Items from a dataset:
........

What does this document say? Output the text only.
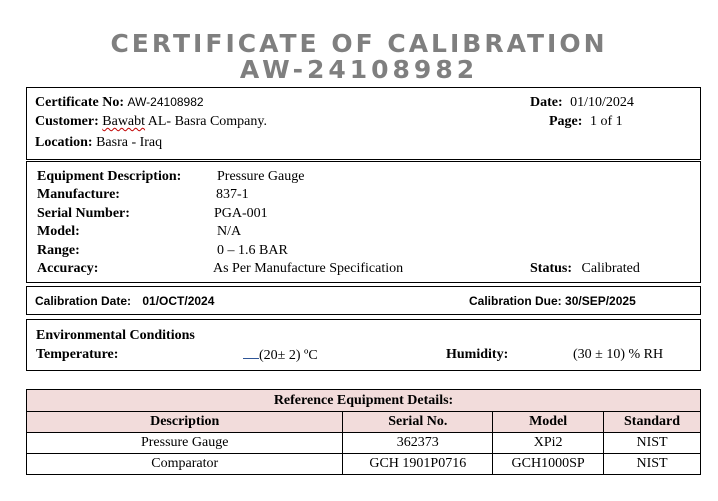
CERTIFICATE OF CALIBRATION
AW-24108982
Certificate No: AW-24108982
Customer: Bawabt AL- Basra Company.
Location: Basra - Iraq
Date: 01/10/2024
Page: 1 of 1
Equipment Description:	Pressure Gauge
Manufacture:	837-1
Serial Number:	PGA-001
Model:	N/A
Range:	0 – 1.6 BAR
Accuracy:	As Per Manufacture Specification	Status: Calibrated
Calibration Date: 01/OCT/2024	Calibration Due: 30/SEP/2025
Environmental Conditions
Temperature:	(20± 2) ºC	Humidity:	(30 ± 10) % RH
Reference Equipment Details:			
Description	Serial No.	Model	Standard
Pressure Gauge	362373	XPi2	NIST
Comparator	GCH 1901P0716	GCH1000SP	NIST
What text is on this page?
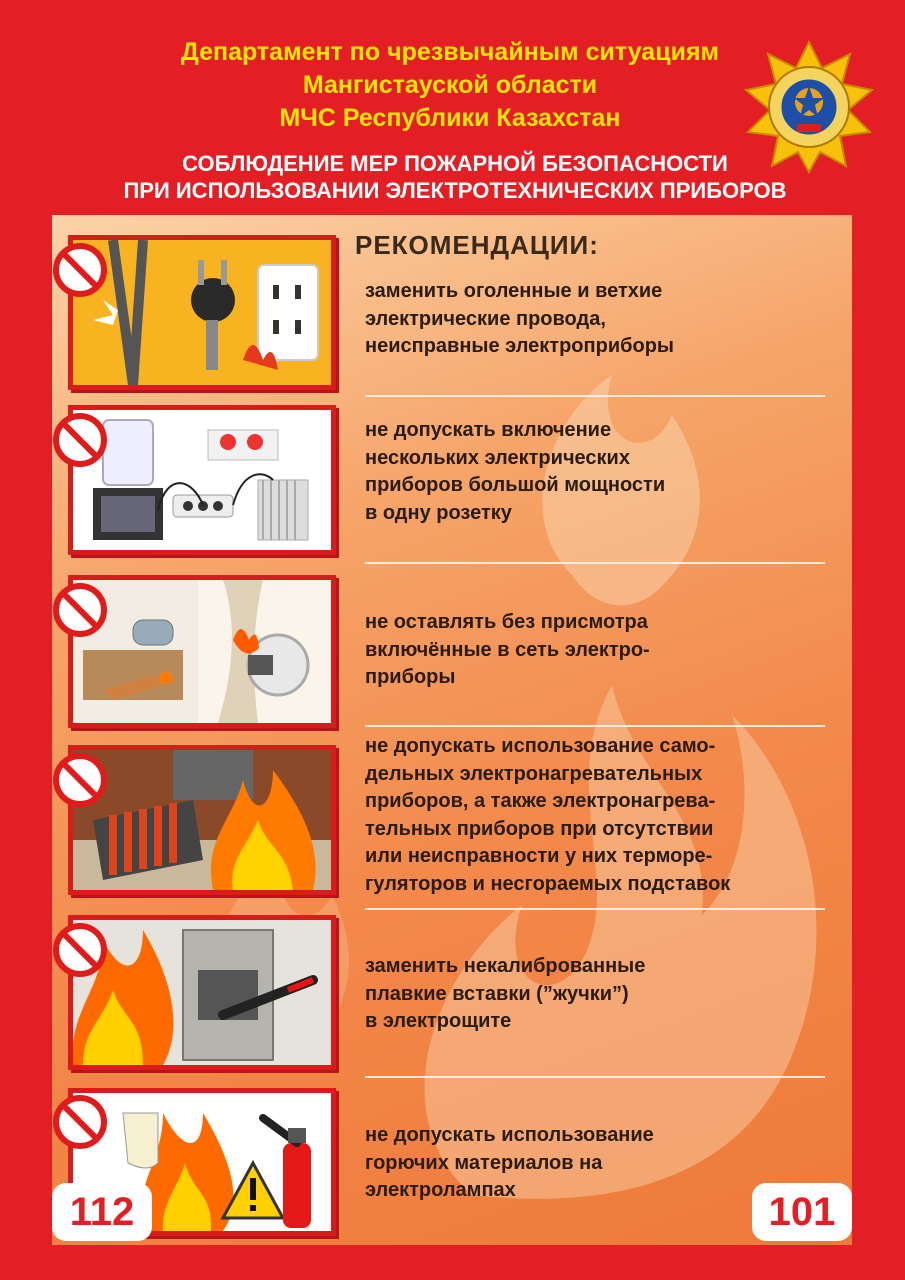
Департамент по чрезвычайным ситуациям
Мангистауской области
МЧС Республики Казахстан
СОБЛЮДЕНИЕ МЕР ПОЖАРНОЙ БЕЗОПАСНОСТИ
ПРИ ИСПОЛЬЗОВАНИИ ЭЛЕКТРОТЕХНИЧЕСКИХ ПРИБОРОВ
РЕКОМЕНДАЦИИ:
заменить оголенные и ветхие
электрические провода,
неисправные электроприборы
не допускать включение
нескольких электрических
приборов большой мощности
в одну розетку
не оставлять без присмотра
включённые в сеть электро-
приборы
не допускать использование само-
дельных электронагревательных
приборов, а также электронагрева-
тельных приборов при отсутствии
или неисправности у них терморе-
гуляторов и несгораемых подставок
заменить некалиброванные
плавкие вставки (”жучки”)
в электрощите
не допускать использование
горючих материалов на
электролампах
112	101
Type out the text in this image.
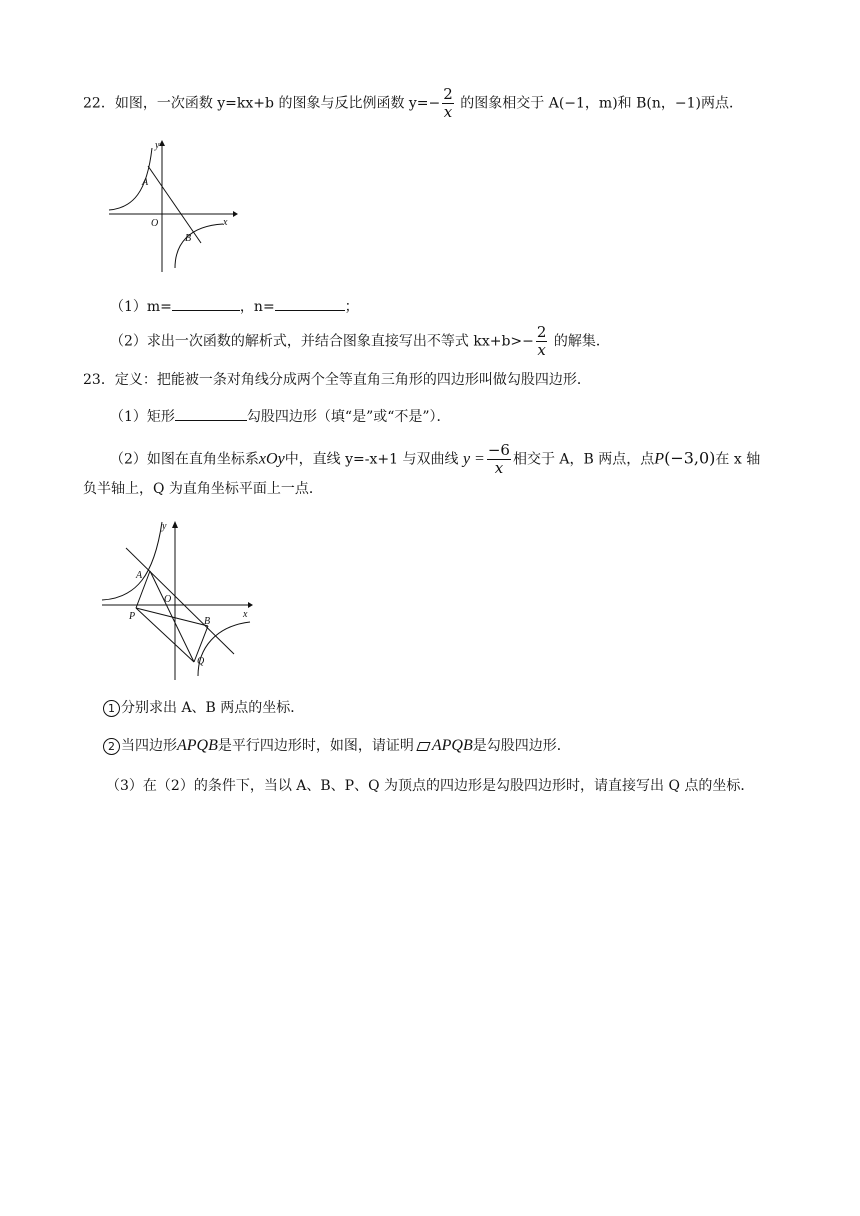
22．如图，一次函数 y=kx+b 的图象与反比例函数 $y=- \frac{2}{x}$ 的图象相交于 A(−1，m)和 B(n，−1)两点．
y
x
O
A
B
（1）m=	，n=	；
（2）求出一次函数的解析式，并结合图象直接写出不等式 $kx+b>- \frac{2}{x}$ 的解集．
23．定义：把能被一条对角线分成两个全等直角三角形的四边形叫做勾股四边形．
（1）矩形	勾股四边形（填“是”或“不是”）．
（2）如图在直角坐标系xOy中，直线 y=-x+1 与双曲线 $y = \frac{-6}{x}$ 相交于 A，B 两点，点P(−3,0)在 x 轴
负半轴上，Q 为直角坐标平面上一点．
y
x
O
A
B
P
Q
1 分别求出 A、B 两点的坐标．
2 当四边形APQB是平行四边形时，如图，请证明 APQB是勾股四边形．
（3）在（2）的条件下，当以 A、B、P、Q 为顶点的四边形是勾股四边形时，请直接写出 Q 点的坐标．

........

* [What is being asked]:
Copy the listing word for word, excluding its pictures.

* [Full output]:
What does this document say? Output the text only.
CERTIFICATE OF CALIBRATION
AW-24108982
Certificate No: AW-24108982
Customer: Bawabt AL- Basra Company.
Location: Basra - Iraq
Date: 01/10/2024
Page: 1 of 1
Equipment Description:	Pressure Gauge
Manufacture:	837-1
Serial Number:	PGA-001
Model:	N/A
Range:	0 – 1.6 BAR
Accuracy:	As Per Manufacture Specification	Status: Calibrated
Calibration Date: 01/OCT/2024	Calibration Due: 30/SEP/2025
Environmental Conditions
Temperature:	(20± 2) ºC	Humidity:	(30 ± 10) % RH
Reference Equipment Details:			
Description	Serial No.	Model	Standard
Pressure Gauge	362373	XPi2	NIST
Comparator	GCH 1901P0716	GCH1000SP	NIST
What text is on this page?
Департамент по чрезвычайным ситуациям
Мангистауской области
МЧС Республики Казахстан
СОБЛЮДЕНИЕ МЕР ПОЖАРНОЙ БЕЗОПАСНОСТИ
ПРИ ИСПОЛЬЗОВАНИИ ЭЛЕКТРОТЕХНИЧЕСКИХ ПРИБОРОВ
РЕКОМЕНДАЦИИ:
заменить оголенные и ветхие
электрические провода,
неисправные электроприборы
не допускать включение
нескольких электрических
приборов большой мощности
в одну розетку
не оставлять без присмотра
включённые в сеть электро-
приборы
не допускать использование само-
дельных электронагревательных
приборов, а также электронагрева-
тельных приборов при отсутствии
или неисправности у них терморе-
гуляторов и несгораемых подставок
заменить некалиброванные
плавкие вставки (”жучки”)
в электрощите
не допускать использование
горючих материалов на
электролампах
112	101
Type out the text in this image.
22．如图，一次函数 y=kx+b 的图象与反比例函数 $y=- \frac{2}{x}$ 的图象相交于 A(−1，m)和 B(n，−1)两点．
y
x
O
A
B
（1）m=	，n=	；
（2）求出一次函数的解析式，并结合图象直接写出不等式 $kx+b>- \frac{2}{x}$ 的解集．
23．定义：把能被一条对角线分成两个全等直角三角形的四边形叫做勾股四边形．
（1）矩形	勾股四边形（填“是”或“不是”）．
（2）如图在直角坐标系xOy中，直线 y=-x+1 与双曲线 $y = \frac{-6}{x}$ 相交于 A，B 两点，点P(−3,0)在 x 轴
负半轴上，Q 为直角坐标平面上一点．
y
x
O
A
B
P
Q
1 分别求出 A、B 两点的坐标．
2 当四边形APQB是平行四边形时，如图，请证明 APQB是勾股四边形．
（3）在（2）的条件下，当以 A、B、P、Q 为顶点的四边形是勾股四边形时，请直接写出 Q 点的坐标．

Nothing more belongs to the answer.